Copy the full listing exactly.
= Beginning of Section =
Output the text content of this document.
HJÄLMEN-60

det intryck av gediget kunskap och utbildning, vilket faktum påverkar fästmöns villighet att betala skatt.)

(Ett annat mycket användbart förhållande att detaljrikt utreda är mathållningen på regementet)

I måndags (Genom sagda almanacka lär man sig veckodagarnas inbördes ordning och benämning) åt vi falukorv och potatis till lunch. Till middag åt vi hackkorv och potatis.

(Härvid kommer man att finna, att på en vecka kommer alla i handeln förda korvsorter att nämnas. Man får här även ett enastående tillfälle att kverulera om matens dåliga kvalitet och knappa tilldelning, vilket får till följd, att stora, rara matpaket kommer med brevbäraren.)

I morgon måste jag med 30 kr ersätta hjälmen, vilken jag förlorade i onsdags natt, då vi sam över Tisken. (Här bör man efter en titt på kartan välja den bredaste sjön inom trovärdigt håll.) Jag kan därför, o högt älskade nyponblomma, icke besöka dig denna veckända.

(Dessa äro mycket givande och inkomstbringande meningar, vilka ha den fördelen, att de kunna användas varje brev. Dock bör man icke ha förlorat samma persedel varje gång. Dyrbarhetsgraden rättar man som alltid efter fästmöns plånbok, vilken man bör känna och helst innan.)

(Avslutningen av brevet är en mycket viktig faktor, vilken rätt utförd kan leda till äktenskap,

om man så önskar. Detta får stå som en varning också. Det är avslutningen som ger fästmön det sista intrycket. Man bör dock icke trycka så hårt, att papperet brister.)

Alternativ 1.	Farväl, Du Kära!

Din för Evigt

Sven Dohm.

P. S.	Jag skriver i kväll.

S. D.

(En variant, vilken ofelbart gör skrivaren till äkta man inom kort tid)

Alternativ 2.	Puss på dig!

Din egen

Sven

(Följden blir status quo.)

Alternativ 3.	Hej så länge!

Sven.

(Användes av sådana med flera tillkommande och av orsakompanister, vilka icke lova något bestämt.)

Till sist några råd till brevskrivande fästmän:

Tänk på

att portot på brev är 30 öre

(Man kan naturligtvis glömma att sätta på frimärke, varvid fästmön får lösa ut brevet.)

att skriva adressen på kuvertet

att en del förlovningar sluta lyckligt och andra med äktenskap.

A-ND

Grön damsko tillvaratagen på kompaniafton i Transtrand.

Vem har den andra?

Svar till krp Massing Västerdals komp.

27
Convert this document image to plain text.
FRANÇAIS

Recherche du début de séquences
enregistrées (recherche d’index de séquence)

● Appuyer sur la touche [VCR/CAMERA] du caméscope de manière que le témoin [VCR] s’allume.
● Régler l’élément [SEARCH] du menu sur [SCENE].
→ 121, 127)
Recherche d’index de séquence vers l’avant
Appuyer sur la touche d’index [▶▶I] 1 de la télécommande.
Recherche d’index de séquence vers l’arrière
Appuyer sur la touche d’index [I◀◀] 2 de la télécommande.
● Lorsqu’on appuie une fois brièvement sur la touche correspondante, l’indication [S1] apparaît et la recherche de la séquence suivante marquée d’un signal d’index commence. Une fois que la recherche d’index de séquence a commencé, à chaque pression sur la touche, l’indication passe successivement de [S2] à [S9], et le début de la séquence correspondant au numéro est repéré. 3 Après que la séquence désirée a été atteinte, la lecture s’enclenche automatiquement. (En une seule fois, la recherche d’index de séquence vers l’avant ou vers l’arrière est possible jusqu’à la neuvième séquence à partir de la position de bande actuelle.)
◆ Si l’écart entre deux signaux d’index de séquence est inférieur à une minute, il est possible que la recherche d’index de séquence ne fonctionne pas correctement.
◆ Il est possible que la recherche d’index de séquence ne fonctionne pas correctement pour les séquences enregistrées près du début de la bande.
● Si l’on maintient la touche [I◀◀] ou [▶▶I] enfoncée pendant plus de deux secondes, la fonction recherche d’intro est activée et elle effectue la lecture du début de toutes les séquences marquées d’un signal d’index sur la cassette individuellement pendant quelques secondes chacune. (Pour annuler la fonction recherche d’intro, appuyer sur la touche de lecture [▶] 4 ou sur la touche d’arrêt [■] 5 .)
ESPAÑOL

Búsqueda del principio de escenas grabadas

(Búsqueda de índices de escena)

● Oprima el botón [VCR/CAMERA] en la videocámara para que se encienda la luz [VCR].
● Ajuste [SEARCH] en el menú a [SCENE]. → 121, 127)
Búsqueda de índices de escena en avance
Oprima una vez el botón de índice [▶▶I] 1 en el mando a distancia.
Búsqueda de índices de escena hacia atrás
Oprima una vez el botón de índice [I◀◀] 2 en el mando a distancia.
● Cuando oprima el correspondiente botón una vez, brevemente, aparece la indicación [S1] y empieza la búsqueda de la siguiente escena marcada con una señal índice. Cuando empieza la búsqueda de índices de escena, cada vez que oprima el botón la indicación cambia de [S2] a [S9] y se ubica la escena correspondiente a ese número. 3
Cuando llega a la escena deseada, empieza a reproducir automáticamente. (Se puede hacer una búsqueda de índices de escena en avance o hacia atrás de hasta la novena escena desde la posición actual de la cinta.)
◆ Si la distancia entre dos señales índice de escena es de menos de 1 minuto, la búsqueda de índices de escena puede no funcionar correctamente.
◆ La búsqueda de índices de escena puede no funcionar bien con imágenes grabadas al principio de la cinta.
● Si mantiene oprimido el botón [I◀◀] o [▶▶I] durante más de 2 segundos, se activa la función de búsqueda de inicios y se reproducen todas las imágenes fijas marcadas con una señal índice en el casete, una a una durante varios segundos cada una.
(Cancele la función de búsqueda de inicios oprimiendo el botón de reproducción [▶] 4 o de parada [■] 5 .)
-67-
= End of Section =
◆ Written reply:
Output the text content of this document.
HJÄLMEN-60

det intryck av gediget kunskap och utbildning, vilket faktum påverkar fästmöns villighet att betala skatt.)

(Ett annat mycket användbart förhållande att detaljrikt utreda är mathållningen på regementet)

I måndags (Genom sagda almanacka lär man sig veckodagarnas inbördes ordning och benämning) åt vi falukorv och potatis till lunch. Till middag åt vi hackkorv och potatis.

(Härvid kommer man att finna, att på en vecka kommer alla i handeln förda korvsorter att nämnas. Man får här även ett enastående tillfälle att kverulera om matens dåliga kvalitet och knappa tilldelning, vilket får till följd, att stora, rara matpaket kommer med brevbäraren.)

I morgon måste jag med 30 kr ersätta hjälmen, vilken jag förlorade i onsdags natt, då vi sam över Tisken. (Här bör man efter en titt på kartan välja den bredaste sjön inom trovärdigt håll.) Jag kan därför, o högt älskade nyponblomma, icke besöka dig denna veckända.

(Dessa äro mycket givande och inkomstbringande meningar, vilka ha den fördelen, att de kunna användas varje brev. Dock bör man icke ha förlorat samma persedel varje gång. Dyrbarhetsgraden rättar man som alltid efter fästmöns plånbok, vilken man bör känna och helst innan.)

(Avslutningen av brevet är en mycket viktig faktor, vilken rätt utförd kan leda till äktenskap,

om man så önskar. Detta får stå som en varning också. Det är avslutningen som ger fästmön det sista intrycket. Man bör dock icke trycka så hårt, att papperet brister.)

Alternativ 1.	Farväl, Du Kära!

Din för Evigt

Sven Dohm.

P. S.	Jag skriver i kväll.

S. D.

(En variant, vilken ofelbart gör skrivaren till äkta man inom kort tid)

Alternativ 2.	Puss på dig!

Din egen

Sven

(Följden blir status quo.)

Alternativ 3.	Hej så länge!

Sven.

(Användes av sådana med flera tillkommande och av orsakompanister, vilka icke lova något bestämt.)

Till sist några råd till brevskrivande fästmän:

Tänk på

att portot på brev är 30 öre

(Man kan naturligtvis glömma att sätta på frimärke, varvid fästmön får lösa ut brevet.)

att skriva adressen på kuvertet

att en del förlovningar sluta lyckligt och andra med äktenskap.

A-ND

Grön damsko tillvaratagen på kompaniafton i Transtrand.

Vem har den andra?

Svar till krp Massing Västerdals komp.

27
Convert this document image to plain text.
FRANÇAIS

Recherche du début de séquences
enregistrées (recherche d’index de séquence)

● Appuyer sur la touche [VCR/CAMERA] du caméscope de manière que le témoin [VCR] s’allume.
● Régler l’élément [SEARCH] du menu sur [SCENE].
→ 121, 127)
Recherche d’index de séquence vers l’avant
Appuyer sur la touche d’index [▶▶I] 1 de la télécommande.
Recherche d’index de séquence vers l’arrière
Appuyer sur la touche d’index [I◀◀] 2 de la télécommande.
● Lorsqu’on appuie une fois brièvement sur la touche correspondante, l’indication [S1] apparaît et la recherche de la séquence suivante marquée d’un signal d’index commence. Une fois que la recherche d’index de séquence a commencé, à chaque pression sur la touche, l’indication passe successivement de [S2] à [S9], et le début de la séquence correspondant au numéro est repéré. 3 Après que la séquence désirée a été atteinte, la lecture s’enclenche automatiquement. (En une seule fois, la recherche d’index de séquence vers l’avant ou vers l’arrière est possible jusqu’à la neuvième séquence à partir de la position de bande actuelle.)
◆ Si l’écart entre deux signaux d’index de séquence est inférieur à une minute, il est possible que la recherche d’index de séquence ne fonctionne pas correctement.
◆ Il est possible que la recherche d’index de séquence ne fonctionne pas correctement pour les séquences enregistrées près du début de la bande.
● Si l’on maintient la touche [I◀◀] ou [▶▶I] enfoncée pendant plus de deux secondes, la fonction recherche d’intro est activée et elle effectue la lecture du début de toutes les séquences marquées d’un signal d’index sur la cassette individuellement pendant quelques secondes chacune. (Pour annuler la fonction recherche d’intro, appuyer sur la touche de lecture [▶] 4 ou sur la touche d’arrêt [■] 5 .)
ESPAÑOL

Búsqueda del principio de escenas grabadas

(Búsqueda de índices de escena)

● Oprima el botón [VCR/CAMERA] en la videocámara para que se encienda la luz [VCR].
● Ajuste [SEARCH] en el menú a [SCENE]. → 121, 127)
Búsqueda de índices de escena en avance
Oprima una vez el botón de índice [▶▶I] 1 en el mando a distancia.
Búsqueda de índices de escena hacia atrás
Oprima una vez el botón de índice [I◀◀] 2 en el mando a distancia.
● Cuando oprima el correspondiente botón una vez, brevemente, aparece la indicación [S1] y empieza la búsqueda de la siguiente escena marcada con una señal índice. Cuando empieza la búsqueda de índices de escena, cada vez que oprima el botón la indicación cambia de [S2] a [S9] y se ubica la escena correspondiente a ese número. 3
Cuando llega a la escena deseada, empieza a reproducir automáticamente. (Se puede hacer una búsqueda de índices de escena en avance o hacia atrás de hasta la novena escena desde la posición actual de la cinta.)
◆ Si la distancia entre dos señales índice de escena es de menos de 1 minuto, la búsqueda de índices de escena puede no funcionar correctamente.
◆ La búsqueda de índices de escena puede no funcionar bien con imágenes grabadas al principio de la cinta.
● Si mantiene oprimido el botón [I◀◀] o [▶▶I] durante más de 2 segundos, se activa la función de búsqueda de inicios y se reproducen todas las imágenes fijas marcadas con una señal índice en el casete, una a una durante varios segundos cada una.
(Cancele la función de búsqueda de inicios oprimiendo el botón de reproducción [▶] 4 o de parada [■] 5 .)
-67-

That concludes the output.